### [Problem to work on]
Determine how many lines contain the string "JSON". Reply with that figure and nothing else.

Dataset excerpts
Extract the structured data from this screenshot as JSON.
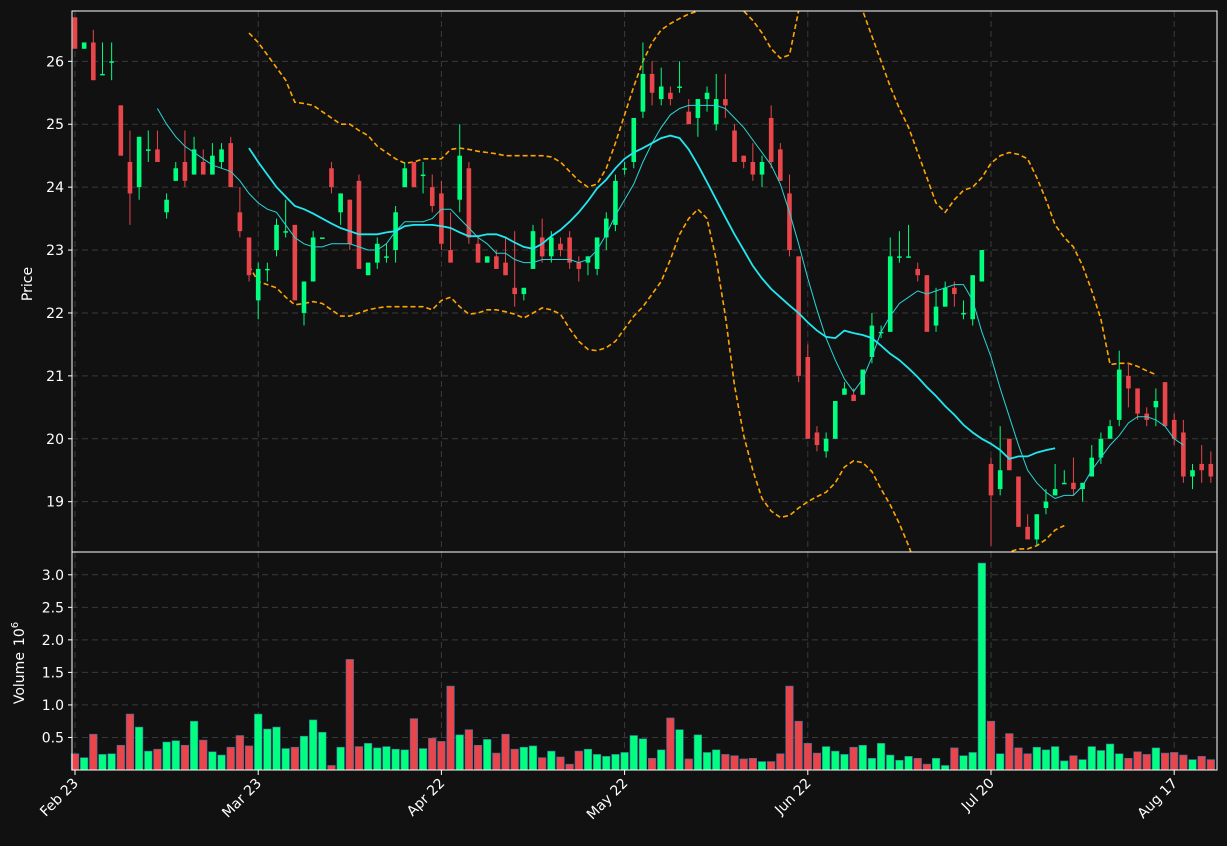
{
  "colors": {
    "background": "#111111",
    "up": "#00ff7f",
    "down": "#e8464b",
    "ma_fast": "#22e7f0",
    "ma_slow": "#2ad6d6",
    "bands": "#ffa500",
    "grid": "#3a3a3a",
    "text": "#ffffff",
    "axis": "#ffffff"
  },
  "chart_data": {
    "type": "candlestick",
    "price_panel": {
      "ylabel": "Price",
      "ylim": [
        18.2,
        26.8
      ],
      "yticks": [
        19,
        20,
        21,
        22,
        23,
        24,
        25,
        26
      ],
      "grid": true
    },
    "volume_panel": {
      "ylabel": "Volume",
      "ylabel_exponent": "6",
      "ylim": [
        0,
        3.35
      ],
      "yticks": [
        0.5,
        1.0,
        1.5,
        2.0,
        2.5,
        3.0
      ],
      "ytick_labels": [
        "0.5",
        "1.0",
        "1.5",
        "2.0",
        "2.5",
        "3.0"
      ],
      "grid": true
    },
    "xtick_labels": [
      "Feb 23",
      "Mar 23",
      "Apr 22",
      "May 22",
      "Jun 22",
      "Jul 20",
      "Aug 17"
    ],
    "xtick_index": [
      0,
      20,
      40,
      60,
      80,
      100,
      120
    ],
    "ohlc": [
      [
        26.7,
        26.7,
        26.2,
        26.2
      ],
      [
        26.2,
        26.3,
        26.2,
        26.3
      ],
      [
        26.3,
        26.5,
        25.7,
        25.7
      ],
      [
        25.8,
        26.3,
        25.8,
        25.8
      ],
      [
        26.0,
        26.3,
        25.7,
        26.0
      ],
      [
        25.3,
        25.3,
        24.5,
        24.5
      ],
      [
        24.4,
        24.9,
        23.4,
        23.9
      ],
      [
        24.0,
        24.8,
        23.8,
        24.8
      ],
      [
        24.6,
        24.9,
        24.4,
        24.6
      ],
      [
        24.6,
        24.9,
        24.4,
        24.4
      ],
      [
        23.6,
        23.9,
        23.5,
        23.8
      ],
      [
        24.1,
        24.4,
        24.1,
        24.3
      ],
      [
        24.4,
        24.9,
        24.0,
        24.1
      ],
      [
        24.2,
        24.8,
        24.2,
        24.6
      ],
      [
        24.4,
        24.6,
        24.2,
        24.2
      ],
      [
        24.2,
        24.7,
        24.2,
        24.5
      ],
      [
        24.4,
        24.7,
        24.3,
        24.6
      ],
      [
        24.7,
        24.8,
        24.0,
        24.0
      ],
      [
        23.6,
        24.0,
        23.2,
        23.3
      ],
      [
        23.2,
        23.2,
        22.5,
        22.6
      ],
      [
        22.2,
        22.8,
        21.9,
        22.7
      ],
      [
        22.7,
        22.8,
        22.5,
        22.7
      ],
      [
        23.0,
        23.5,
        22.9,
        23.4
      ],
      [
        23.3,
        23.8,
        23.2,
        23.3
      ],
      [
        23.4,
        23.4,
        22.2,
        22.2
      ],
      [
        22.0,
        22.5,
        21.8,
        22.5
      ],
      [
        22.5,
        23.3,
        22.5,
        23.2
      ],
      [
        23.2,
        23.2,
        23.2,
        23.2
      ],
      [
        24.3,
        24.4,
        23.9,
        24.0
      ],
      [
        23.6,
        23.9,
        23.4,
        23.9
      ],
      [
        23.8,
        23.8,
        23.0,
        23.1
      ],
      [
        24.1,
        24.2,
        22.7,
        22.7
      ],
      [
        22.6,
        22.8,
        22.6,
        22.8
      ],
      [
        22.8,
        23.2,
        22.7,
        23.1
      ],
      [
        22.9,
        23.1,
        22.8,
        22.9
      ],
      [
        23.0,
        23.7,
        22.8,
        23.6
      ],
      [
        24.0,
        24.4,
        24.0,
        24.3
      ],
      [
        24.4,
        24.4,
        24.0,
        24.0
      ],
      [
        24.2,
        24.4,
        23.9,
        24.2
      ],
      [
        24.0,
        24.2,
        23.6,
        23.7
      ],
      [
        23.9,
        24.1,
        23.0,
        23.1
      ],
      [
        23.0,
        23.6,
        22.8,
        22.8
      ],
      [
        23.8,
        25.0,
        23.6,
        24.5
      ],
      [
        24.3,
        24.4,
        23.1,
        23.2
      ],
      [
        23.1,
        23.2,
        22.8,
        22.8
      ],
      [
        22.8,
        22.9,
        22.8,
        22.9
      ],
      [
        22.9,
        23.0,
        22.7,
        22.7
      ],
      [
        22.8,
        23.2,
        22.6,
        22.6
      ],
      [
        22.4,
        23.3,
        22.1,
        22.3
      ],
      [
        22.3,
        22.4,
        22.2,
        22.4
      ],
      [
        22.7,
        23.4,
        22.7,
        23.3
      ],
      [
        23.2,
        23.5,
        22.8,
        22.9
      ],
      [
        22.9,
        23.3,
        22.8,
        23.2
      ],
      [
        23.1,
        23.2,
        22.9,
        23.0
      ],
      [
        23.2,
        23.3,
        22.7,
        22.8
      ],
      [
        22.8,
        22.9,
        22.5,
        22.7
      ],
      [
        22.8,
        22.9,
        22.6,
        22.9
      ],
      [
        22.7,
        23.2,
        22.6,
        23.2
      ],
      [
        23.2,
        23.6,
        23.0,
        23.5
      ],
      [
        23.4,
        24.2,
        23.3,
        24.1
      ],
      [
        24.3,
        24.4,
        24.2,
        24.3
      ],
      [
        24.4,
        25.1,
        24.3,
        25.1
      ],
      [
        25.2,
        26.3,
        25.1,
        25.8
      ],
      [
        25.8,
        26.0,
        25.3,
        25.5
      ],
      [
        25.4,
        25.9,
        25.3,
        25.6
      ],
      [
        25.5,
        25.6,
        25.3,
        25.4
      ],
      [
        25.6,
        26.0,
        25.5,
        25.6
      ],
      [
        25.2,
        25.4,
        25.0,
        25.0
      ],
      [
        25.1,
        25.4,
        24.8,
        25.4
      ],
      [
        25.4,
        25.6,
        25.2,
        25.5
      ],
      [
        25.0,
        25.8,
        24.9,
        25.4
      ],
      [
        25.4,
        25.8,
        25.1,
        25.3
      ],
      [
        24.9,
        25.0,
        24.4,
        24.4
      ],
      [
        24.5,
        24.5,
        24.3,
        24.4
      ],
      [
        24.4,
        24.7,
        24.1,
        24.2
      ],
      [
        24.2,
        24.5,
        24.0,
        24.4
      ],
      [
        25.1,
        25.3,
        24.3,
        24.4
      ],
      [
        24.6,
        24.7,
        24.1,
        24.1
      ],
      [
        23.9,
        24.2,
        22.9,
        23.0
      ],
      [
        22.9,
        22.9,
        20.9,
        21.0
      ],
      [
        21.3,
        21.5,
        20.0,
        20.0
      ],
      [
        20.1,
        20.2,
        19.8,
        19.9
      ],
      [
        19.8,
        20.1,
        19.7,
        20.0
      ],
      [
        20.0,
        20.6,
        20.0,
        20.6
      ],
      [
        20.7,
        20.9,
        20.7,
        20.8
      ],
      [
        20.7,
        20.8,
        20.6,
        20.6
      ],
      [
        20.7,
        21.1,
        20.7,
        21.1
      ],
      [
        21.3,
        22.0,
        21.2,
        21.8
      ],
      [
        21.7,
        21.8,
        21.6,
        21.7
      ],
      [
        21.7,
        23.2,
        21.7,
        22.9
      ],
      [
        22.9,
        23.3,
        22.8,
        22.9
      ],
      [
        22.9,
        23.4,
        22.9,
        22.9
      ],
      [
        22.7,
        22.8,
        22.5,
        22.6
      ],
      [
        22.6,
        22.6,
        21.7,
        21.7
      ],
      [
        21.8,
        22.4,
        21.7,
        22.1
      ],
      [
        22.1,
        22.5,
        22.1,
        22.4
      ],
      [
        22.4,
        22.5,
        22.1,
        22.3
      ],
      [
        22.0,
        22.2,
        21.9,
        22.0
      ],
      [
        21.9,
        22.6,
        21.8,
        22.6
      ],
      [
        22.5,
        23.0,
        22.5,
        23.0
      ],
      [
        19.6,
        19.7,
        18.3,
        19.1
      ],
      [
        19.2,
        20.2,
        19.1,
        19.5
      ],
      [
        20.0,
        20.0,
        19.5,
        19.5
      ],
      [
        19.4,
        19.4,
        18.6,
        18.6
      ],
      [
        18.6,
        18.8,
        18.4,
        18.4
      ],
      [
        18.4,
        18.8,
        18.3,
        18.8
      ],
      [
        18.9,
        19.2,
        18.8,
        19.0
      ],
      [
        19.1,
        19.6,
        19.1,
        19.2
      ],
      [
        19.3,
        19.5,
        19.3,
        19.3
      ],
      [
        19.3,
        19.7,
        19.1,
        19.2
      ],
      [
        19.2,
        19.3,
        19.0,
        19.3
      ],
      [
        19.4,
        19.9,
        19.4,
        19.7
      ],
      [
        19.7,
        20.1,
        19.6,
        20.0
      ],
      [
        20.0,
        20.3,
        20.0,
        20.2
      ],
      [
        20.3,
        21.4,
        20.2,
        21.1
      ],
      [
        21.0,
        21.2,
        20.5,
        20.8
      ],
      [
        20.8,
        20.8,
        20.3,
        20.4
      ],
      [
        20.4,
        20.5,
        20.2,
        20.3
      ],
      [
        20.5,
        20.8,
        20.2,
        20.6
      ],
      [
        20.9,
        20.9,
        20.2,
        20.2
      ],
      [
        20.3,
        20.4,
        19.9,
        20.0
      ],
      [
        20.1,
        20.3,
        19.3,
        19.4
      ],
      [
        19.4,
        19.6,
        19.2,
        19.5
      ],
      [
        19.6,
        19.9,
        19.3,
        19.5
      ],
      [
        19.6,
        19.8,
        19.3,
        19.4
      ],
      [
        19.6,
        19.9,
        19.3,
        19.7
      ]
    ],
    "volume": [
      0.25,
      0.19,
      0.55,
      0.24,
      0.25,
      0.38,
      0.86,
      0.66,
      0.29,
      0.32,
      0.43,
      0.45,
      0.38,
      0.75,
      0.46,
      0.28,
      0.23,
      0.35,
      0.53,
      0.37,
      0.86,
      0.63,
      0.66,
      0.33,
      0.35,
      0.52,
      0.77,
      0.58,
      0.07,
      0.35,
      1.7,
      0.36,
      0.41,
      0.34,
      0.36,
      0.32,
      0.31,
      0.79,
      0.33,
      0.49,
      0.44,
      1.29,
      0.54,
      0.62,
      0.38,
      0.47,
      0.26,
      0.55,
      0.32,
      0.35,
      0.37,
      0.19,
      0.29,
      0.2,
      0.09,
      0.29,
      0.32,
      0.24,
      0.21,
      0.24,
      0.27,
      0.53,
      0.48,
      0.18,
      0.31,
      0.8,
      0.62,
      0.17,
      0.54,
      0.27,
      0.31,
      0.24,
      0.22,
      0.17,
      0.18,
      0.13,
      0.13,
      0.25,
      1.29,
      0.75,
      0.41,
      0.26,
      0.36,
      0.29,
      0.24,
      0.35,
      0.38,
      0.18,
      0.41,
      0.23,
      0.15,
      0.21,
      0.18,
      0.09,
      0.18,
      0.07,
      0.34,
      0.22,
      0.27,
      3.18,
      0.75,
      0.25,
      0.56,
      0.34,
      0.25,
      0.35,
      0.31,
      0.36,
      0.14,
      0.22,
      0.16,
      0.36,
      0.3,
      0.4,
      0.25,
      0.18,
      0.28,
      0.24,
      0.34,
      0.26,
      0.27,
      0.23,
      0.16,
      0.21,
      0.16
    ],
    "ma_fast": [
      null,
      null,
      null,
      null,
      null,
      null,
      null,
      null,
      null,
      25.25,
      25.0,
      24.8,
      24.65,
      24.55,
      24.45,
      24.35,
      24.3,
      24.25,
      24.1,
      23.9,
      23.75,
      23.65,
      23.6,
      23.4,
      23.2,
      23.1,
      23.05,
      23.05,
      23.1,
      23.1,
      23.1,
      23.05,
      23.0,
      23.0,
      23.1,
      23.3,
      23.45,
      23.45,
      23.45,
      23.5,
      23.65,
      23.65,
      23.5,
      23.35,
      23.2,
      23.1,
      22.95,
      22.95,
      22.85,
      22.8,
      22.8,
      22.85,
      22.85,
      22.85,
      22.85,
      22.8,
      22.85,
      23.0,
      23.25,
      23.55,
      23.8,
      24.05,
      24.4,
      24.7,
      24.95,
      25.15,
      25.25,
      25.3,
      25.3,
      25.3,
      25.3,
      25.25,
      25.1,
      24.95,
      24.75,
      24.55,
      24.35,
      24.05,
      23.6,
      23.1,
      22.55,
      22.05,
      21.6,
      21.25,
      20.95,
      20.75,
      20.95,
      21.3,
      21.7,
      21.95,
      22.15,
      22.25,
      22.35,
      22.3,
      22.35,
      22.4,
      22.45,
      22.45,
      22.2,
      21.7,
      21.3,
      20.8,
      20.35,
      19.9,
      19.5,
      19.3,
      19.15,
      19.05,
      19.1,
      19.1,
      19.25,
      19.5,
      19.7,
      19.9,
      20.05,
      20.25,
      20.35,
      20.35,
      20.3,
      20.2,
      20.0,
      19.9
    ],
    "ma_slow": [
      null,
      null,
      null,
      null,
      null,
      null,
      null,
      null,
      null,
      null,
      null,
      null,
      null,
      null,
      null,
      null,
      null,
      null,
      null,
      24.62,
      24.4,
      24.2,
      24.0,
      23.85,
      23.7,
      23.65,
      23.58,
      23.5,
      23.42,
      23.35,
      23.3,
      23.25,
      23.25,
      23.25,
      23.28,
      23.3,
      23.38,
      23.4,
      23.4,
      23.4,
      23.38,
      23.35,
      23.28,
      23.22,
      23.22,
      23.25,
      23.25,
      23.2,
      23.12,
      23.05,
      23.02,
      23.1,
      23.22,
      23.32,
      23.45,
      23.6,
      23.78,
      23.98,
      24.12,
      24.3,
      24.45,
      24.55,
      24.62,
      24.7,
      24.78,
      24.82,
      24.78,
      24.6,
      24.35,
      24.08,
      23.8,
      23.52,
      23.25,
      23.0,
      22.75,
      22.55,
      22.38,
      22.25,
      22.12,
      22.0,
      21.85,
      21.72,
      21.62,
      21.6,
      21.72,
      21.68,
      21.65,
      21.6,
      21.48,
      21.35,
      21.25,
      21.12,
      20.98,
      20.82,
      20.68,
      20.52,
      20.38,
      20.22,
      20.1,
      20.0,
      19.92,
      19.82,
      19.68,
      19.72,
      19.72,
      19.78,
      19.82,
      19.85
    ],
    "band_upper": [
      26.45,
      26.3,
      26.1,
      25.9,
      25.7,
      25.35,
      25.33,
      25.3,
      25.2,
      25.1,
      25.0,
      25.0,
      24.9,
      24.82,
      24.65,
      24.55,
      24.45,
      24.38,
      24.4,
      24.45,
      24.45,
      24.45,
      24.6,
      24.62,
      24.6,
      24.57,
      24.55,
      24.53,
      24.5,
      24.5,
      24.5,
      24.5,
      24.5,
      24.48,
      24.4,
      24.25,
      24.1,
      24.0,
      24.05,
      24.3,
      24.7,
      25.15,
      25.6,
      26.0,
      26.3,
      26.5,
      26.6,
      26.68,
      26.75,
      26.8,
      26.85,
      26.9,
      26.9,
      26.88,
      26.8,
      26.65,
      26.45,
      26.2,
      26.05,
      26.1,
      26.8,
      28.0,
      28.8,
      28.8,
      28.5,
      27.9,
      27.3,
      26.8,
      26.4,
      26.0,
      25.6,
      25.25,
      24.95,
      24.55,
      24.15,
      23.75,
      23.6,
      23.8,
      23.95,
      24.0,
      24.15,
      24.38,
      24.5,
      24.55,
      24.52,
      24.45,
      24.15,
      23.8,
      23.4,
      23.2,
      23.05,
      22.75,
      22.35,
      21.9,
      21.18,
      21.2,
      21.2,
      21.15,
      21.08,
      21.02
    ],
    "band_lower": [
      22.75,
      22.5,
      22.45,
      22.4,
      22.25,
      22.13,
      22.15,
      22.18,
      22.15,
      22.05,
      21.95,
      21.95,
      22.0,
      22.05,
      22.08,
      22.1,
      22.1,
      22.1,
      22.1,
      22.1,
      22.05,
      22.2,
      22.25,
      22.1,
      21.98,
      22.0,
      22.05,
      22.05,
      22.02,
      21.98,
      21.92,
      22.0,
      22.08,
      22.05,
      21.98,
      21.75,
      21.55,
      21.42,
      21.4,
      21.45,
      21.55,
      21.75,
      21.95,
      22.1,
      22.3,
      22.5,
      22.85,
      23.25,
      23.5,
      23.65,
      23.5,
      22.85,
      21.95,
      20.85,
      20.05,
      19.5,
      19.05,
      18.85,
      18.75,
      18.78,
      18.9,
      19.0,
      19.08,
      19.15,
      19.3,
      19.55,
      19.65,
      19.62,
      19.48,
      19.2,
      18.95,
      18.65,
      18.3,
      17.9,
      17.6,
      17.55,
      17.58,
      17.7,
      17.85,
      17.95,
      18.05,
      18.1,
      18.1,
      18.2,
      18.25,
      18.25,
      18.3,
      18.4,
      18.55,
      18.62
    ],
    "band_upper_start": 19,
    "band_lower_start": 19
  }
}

---

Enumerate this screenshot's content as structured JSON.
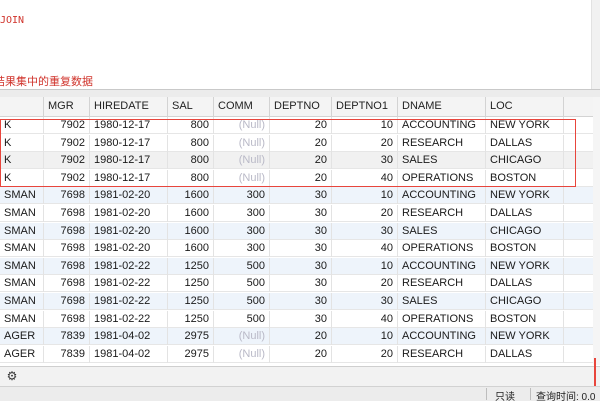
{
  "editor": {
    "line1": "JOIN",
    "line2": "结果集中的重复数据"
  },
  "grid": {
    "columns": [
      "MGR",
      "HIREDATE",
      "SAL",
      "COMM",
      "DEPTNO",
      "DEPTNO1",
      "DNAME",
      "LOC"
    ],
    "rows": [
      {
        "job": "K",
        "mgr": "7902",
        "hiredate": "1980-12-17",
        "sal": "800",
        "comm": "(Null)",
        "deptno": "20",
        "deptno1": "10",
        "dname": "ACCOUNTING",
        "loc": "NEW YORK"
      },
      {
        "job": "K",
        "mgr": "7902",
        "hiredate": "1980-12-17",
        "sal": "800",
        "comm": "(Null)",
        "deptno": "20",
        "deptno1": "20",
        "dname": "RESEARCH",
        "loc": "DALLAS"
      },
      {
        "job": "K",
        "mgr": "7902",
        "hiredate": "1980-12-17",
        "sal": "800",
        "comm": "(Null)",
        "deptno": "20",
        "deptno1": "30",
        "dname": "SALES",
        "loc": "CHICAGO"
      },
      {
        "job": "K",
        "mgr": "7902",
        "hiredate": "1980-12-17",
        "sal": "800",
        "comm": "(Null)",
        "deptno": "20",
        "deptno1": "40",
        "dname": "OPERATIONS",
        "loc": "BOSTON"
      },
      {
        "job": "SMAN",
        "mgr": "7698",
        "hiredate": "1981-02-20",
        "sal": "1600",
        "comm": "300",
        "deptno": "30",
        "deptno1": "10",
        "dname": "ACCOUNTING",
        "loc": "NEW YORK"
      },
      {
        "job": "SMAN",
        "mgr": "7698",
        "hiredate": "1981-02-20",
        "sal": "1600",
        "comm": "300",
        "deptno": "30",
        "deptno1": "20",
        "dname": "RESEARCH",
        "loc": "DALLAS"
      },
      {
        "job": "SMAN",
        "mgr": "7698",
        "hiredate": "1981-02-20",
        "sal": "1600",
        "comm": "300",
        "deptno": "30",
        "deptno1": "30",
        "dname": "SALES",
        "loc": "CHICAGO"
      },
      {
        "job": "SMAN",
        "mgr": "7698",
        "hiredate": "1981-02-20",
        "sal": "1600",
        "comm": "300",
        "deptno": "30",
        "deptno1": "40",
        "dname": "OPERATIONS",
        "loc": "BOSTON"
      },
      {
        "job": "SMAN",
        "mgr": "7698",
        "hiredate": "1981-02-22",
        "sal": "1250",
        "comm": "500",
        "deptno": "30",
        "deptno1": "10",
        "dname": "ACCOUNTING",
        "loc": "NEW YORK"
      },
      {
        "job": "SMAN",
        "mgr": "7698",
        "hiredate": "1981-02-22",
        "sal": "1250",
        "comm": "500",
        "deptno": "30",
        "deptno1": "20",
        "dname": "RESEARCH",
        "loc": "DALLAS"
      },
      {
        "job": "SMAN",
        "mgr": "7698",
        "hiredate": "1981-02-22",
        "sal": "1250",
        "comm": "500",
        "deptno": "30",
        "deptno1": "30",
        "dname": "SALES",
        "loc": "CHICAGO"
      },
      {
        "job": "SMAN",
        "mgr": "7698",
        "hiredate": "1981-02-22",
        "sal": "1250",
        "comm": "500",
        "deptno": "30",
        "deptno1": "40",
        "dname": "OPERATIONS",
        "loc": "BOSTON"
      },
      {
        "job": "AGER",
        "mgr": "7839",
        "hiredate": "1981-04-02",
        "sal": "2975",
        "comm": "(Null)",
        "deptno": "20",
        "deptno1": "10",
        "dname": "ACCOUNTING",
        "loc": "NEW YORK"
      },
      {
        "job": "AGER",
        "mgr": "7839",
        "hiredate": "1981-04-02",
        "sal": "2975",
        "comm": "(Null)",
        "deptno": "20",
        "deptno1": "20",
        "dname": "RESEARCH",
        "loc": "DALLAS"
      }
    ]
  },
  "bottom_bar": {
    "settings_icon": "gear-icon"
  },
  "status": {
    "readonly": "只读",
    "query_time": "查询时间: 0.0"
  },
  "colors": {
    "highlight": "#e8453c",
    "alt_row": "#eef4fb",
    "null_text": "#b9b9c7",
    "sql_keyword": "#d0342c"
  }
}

### [Final answer]
2